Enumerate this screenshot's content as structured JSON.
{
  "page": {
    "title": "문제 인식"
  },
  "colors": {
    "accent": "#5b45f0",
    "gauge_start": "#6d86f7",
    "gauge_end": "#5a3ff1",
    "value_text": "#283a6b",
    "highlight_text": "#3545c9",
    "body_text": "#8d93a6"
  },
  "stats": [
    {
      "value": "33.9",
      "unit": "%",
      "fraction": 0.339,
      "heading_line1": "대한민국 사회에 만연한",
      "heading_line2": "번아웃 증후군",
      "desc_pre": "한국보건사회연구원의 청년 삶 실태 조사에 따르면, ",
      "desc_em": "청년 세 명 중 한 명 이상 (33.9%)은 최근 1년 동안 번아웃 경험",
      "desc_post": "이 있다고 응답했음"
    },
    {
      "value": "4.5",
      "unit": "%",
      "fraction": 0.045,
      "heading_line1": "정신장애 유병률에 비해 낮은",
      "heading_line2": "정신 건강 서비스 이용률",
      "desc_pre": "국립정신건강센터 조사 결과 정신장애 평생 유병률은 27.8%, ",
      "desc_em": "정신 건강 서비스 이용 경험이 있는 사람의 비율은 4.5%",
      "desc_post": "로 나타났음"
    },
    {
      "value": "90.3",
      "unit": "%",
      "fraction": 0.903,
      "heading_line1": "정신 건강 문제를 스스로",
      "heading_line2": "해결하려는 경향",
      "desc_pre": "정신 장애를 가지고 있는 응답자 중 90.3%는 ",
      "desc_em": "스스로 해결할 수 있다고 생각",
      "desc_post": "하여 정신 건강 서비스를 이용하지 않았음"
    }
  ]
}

════════════════════

* **Exercise objective**:
Give every line of the material again, exactly as it reads.

* **Written answer**:
Enumerate this screenshot's content as structured JSON.
{
  "page": {
    "title": "문제 인식"
  },
  "colors": {
    "accent": "#5b45f0",
    "gauge_start": "#6d86f7",
    "gauge_end": "#5a3ff1",
    "value_text": "#283a6b",
    "highlight_text": "#3545c9",
    "body_text": "#8d93a6"
  },
  "stats": [
    {
      "value": "33.9",
      "unit": "%",
      "fraction": 0.339,
      "heading_line1": "대한민국 사회에 만연한",
      "heading_line2": "번아웃 증후군",
      "desc_pre": "한국보건사회연구원의 청년 삶 실태 조사에 따르면, ",
      "desc_em": "청년 세 명 중 한 명 이상 (33.9%)은 최근 1년 동안 번아웃 경험",
      "desc_post": "이 있다고 응답했음"
    },
    {
      "value": "4.5",
      "unit": "%",
      "fraction": 0.045,
      "heading_line1": "정신장애 유병률에 비해 낮은",
      "heading_line2": "정신 건강 서비스 이용률",
      "desc_pre": "국립정신건강센터 조사 결과 정신장애 평생 유병률은 27.8%, ",
      "desc_em": "정신 건강 서비스 이용 경험이 있는 사람의 비율은 4.5%",
      "desc_post": "로 나타났음"
    },
    {
      "value": "90.3",
      "unit": "%",
      "fraction": 0.903,
      "heading_line1": "정신 건강 문제를 스스로",
      "heading_line2": "해결하려는 경향",
      "desc_pre": "정신 장애를 가지고 있는 응답자 중 90.3%는 ",
      "desc_em": "스스로 해결할 수 있다고 생각",
      "desc_post": "하여 정신 건강 서비스를 이용하지 않았음"
    }
  ]
}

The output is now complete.